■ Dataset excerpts
+++

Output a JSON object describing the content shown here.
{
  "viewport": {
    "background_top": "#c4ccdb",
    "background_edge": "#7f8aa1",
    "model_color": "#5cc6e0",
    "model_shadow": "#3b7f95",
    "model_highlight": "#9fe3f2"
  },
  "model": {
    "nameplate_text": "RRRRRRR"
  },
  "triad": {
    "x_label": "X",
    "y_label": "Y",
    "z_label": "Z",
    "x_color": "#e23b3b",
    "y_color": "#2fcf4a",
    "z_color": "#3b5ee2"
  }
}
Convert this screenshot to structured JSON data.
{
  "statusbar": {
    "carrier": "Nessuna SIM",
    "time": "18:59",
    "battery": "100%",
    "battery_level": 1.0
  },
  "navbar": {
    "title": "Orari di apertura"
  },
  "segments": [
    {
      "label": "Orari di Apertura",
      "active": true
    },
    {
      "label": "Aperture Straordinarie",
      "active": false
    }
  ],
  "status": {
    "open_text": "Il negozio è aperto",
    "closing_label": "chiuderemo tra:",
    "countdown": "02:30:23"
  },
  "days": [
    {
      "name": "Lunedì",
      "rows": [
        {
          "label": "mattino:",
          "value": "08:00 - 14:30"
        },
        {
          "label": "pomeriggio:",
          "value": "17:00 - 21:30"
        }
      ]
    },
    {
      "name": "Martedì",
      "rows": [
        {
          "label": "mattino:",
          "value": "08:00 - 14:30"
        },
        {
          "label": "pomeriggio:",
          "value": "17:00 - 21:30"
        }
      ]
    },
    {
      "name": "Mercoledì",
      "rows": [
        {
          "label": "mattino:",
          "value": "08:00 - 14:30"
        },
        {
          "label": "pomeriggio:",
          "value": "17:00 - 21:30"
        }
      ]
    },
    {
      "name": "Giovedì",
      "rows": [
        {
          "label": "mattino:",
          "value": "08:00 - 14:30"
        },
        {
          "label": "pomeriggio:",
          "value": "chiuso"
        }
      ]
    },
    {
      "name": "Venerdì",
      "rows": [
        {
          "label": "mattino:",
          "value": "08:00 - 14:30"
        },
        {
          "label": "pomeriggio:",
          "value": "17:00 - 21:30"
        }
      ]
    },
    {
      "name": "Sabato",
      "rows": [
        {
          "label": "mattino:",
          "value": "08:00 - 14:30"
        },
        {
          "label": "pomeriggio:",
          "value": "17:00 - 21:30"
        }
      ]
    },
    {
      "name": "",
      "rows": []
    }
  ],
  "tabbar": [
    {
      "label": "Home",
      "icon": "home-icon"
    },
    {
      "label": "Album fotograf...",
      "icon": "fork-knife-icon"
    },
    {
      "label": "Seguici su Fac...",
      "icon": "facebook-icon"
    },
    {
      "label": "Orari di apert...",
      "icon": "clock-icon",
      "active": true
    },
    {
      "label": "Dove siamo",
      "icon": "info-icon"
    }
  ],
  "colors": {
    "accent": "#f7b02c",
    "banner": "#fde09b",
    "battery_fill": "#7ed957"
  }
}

+++

Out of the material above, gather each line where "icon" appears.

      "icon": "home-icon"
      "icon": "fork-knife-icon"
      "icon": "facebook-icon"
      "icon": "clock-icon",
      "icon": "info-icon"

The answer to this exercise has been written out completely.